**Work to be completed:**
Leaving out all images, write out the records that follow exactly.

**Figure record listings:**

****

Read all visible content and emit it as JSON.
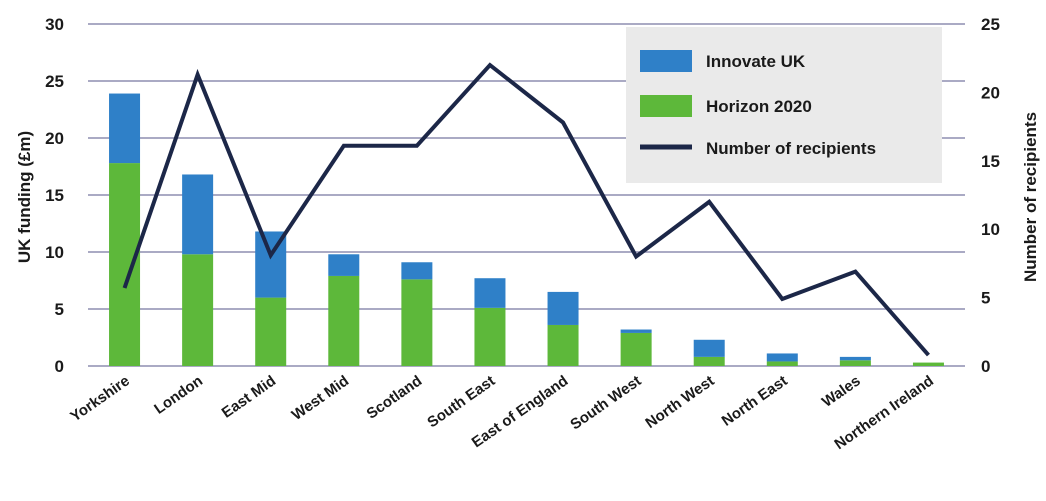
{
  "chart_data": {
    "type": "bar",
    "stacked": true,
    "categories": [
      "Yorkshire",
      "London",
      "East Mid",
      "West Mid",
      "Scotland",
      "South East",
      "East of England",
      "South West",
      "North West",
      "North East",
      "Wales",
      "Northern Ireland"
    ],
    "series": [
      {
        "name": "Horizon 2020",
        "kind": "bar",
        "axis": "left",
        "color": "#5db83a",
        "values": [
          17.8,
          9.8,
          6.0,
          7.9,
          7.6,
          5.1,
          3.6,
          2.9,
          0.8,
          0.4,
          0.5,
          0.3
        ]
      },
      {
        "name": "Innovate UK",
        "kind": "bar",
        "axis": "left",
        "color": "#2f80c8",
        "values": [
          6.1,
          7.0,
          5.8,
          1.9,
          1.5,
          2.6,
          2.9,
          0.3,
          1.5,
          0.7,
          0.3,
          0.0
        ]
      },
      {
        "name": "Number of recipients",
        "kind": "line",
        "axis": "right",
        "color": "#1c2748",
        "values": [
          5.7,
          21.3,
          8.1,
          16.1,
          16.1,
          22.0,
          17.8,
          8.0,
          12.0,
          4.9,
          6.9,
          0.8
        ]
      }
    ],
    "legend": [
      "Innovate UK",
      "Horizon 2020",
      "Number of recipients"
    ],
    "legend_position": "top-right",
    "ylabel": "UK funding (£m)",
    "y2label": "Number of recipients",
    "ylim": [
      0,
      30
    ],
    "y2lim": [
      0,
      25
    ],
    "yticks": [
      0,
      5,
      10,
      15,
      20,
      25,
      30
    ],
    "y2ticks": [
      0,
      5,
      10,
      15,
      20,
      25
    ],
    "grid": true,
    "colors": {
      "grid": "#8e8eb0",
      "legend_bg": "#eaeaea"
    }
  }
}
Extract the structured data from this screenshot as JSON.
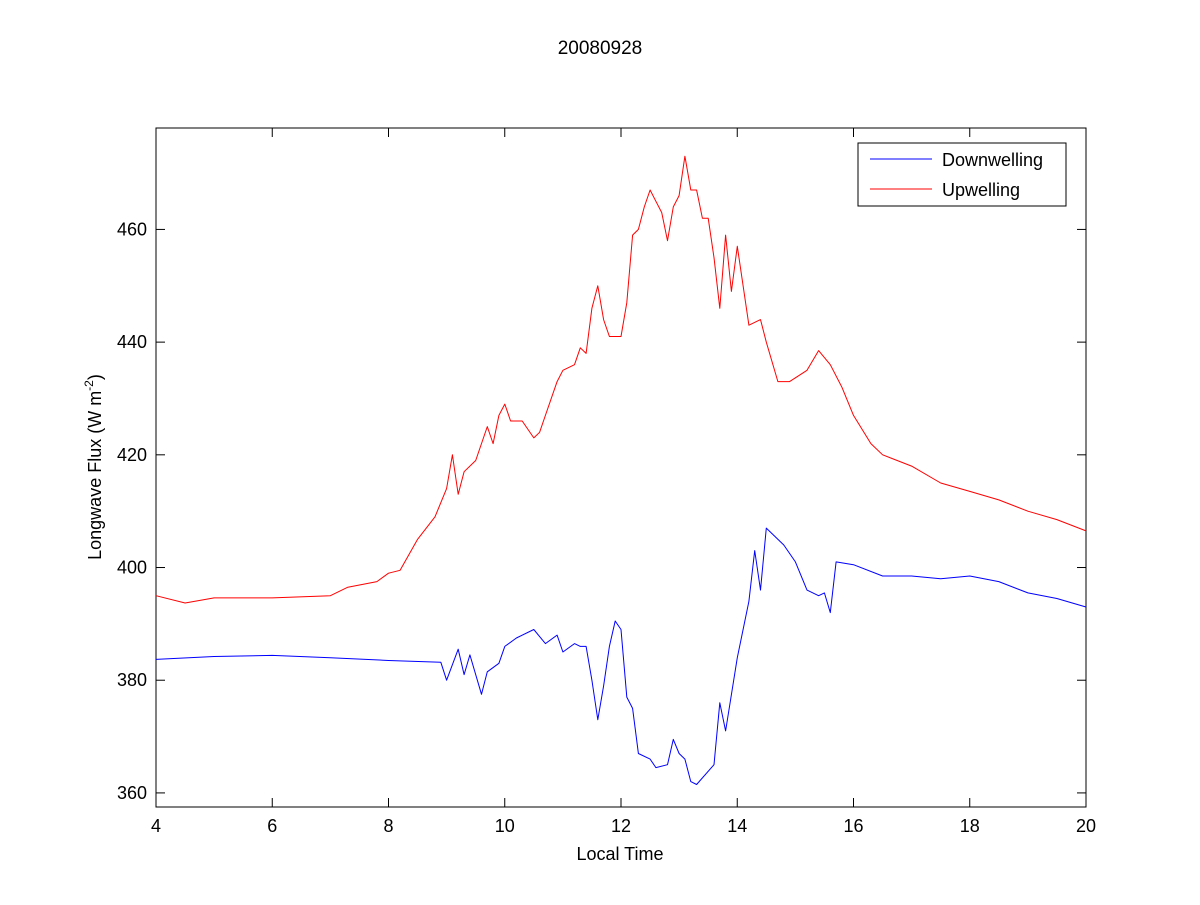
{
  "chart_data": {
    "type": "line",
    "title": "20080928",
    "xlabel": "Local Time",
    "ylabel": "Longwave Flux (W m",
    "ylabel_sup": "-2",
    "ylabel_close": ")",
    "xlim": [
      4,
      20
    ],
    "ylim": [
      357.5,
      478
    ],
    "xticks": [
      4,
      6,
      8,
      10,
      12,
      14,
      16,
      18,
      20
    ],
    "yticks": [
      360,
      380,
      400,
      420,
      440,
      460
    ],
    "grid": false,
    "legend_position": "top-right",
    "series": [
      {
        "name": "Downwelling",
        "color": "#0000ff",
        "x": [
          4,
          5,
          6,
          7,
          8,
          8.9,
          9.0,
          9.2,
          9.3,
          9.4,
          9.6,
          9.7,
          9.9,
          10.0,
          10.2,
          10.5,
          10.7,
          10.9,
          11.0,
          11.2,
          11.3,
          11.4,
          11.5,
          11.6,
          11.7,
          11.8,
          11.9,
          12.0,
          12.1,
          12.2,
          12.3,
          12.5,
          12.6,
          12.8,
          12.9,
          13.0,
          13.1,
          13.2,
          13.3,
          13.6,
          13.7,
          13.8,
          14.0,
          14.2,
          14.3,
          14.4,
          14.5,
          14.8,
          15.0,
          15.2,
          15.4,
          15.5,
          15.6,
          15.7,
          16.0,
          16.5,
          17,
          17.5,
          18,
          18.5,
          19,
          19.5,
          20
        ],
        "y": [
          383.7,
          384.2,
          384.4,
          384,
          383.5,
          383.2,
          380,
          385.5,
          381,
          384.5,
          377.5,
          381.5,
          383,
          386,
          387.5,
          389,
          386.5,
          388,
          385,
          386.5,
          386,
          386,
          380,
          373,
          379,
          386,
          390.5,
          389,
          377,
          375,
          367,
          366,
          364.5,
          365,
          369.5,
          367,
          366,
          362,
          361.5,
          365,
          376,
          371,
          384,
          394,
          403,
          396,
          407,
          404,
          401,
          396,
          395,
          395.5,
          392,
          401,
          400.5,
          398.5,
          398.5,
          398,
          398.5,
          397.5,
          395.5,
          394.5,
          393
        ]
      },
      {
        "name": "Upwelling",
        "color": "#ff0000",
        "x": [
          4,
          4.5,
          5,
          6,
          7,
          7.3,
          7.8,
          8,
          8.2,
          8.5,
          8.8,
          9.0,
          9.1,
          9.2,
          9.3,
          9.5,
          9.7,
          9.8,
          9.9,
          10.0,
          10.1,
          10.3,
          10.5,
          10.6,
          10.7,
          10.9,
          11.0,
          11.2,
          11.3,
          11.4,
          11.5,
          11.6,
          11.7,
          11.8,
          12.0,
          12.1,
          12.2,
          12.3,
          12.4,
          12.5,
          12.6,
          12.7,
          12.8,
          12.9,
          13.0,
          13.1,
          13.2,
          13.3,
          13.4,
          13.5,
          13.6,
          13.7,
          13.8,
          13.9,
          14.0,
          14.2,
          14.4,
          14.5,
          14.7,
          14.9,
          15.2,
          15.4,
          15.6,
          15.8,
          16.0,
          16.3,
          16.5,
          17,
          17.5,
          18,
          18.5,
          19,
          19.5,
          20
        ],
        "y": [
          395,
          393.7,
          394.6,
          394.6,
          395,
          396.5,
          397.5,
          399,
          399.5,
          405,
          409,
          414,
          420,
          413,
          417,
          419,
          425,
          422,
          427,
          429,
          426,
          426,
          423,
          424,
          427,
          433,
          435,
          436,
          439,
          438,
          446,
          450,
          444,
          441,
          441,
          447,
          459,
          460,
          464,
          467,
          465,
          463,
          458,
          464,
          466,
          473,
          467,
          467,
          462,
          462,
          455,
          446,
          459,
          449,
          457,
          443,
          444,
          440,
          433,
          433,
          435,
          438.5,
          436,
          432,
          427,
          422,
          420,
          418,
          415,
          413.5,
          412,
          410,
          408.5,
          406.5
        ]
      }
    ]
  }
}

****

**Worked solution:**
Read all visible content and emit it as JSON.
{
  "chart_data": {
    "type": "bar",
    "stacked": true,
    "categories": [
      "Yorkshire",
      "London",
      "East Mid",
      "West Mid",
      "Scotland",
      "South East",
      "East of England",
      "South West",
      "North West",
      "North East",
      "Wales",
      "Northern Ireland"
    ],
    "series": [
      {
        "name": "Horizon 2020",
        "kind": "bar",
        "axis": "left",
        "color": "#5db83a",
        "values": [
          17.8,
          9.8,
          6.0,
          7.9,
          7.6,
          5.1,
          3.6,
          2.9,
          0.8,
          0.4,
          0.5,
          0.3
        ]
      },
      {
        "name": "Innovate UK",
        "kind": "bar",
        "axis": "left",
        "color": "#2f80c8",
        "values": [
          6.1,
          7.0,
          5.8,
          1.9,
          1.5,
          2.6,
          2.9,
          0.3,
          1.5,
          0.7,
          0.3,
          0.0
        ]
      },
      {
        "name": "Number of recipients",
        "kind": "line",
        "axis": "right",
        "color": "#1c2748",
        "values": [
          5.7,
          21.3,
          8.1,
          16.1,
          16.1,
          22.0,
          17.8,
          8.0,
          12.0,
          4.9,
          6.9,
          0.8
        ]
      }
    ],
    "legend": [
      "Innovate UK",
      "Horizon 2020",
      "Number of recipients"
    ],
    "legend_position": "top-right",
    "ylabel": "UK funding (£m)",
    "y2label": "Number of recipients",
    "ylim": [
      0,
      30
    ],
    "y2lim": [
      0,
      25
    ],
    "yticks": [
      0,
      5,
      10,
      15,
      20,
      25,
      30
    ],
    "y2ticks": [
      0,
      5,
      10,
      15,
      20,
      25
    ],
    "grid": true,
    "colors": {
      "grid": "#8e8eb0",
      "legend_bg": "#eaeaea"
    }
  }
}
Extract the structured data from this screenshot as JSON.
{
  "chart_data": {
    "type": "line",
    "title": "20080928",
    "xlabel": "Local Time",
    "ylabel": "Longwave Flux (W m",
    "ylabel_sup": "-2",
    "ylabel_close": ")",
    "xlim": [
      4,
      20
    ],
    "ylim": [
      357.5,
      478
    ],
    "xticks": [
      4,
      6,
      8,
      10,
      12,
      14,
      16,
      18,
      20
    ],
    "yticks": [
      360,
      380,
      400,
      420,
      440,
      460
    ],
    "grid": false,
    "legend_position": "top-right",
    "series": [
      {
        "name": "Downwelling",
        "color": "#0000ff",
        "x": [
          4,
          5,
          6,
          7,
          8,
          8.9,
          9.0,
          9.2,
          9.3,
          9.4,
          9.6,
          9.7,
          9.9,
          10.0,
          10.2,
          10.5,
          10.7,
          10.9,
          11.0,
          11.2,
          11.3,
          11.4,
          11.5,
          11.6,
          11.7,
          11.8,
          11.9,
          12.0,
          12.1,
          12.2,
          12.3,
          12.5,
          12.6,
          12.8,
          12.9,
          13.0,
          13.1,
          13.2,
          13.3,
          13.6,
          13.7,
          13.8,
          14.0,
          14.2,
          14.3,
          14.4,
          14.5,
          14.8,
          15.0,
          15.2,
          15.4,
          15.5,
          15.6,
          15.7,
          16.0,
          16.5,
          17,
          17.5,
          18,
          18.5,
          19,
          19.5,
          20
        ],
        "y": [
          383.7,
          384.2,
          384.4,
          384,
          383.5,
          383.2,
          380,
          385.5,
          381,
          384.5,
          377.5,
          381.5,
          383,
          386,
          387.5,
          389,
          386.5,
          388,
          385,
          386.5,
          386,
          386,
          380,
          373,
          379,
          386,
          390.5,
          389,
          377,
          375,
          367,
          366,
          364.5,
          365,
          369.5,
          367,
          366,
          362,
          361.5,
          365,
          376,
          371,
          384,
          394,
          403,
          396,
          407,
          404,
          401,
          396,
          395,
          395.5,
          392,
          401,
          400.5,
          398.5,
          398.5,
          398,
          398.5,
          397.5,
          395.5,
          394.5,
          393
        ]
      },
      {
        "name": "Upwelling",
        "color": "#ff0000",
        "x": [
          4,
          4.5,
          5,
          6,
          7,
          7.3,
          7.8,
          8,
          8.2,
          8.5,
          8.8,
          9.0,
          9.1,
          9.2,
          9.3,
          9.5,
          9.7,
          9.8,
          9.9,
          10.0,
          10.1,
          10.3,
          10.5,
          10.6,
          10.7,
          10.9,
          11.0,
          11.2,
          11.3,
          11.4,
          11.5,
          11.6,
          11.7,
          11.8,
          12.0,
          12.1,
          12.2,
          12.3,
          12.4,
          12.5,
          12.6,
          12.7,
          12.8,
          12.9,
          13.0,
          13.1,
          13.2,
          13.3,
          13.4,
          13.5,
          13.6,
          13.7,
          13.8,
          13.9,
          14.0,
          14.2,
          14.4,
          14.5,
          14.7,
          14.9,
          15.2,
          15.4,
          15.6,
          15.8,
          16.0,
          16.3,
          16.5,
          17,
          17.5,
          18,
          18.5,
          19,
          19.5,
          20
        ],
        "y": [
          395,
          393.7,
          394.6,
          394.6,
          395,
          396.5,
          397.5,
          399,
          399.5,
          405,
          409,
          414,
          420,
          413,
          417,
          419,
          425,
          422,
          427,
          429,
          426,
          426,
          423,
          424,
          427,
          433,
          435,
          436,
          439,
          438,
          446,
          450,
          444,
          441,
          441,
          447,
          459,
          460,
          464,
          467,
          465,
          463,
          458,
          464,
          466,
          473,
          467,
          467,
          462,
          462,
          455,
          446,
          459,
          449,
          457,
          443,
          444,
          440,
          433,
          433,
          435,
          438.5,
          436,
          432,
          427,
          422,
          420,
          418,
          415,
          413.5,
          412,
          410,
          408.5,
          406.5
        ]
      }
    ]
  }
}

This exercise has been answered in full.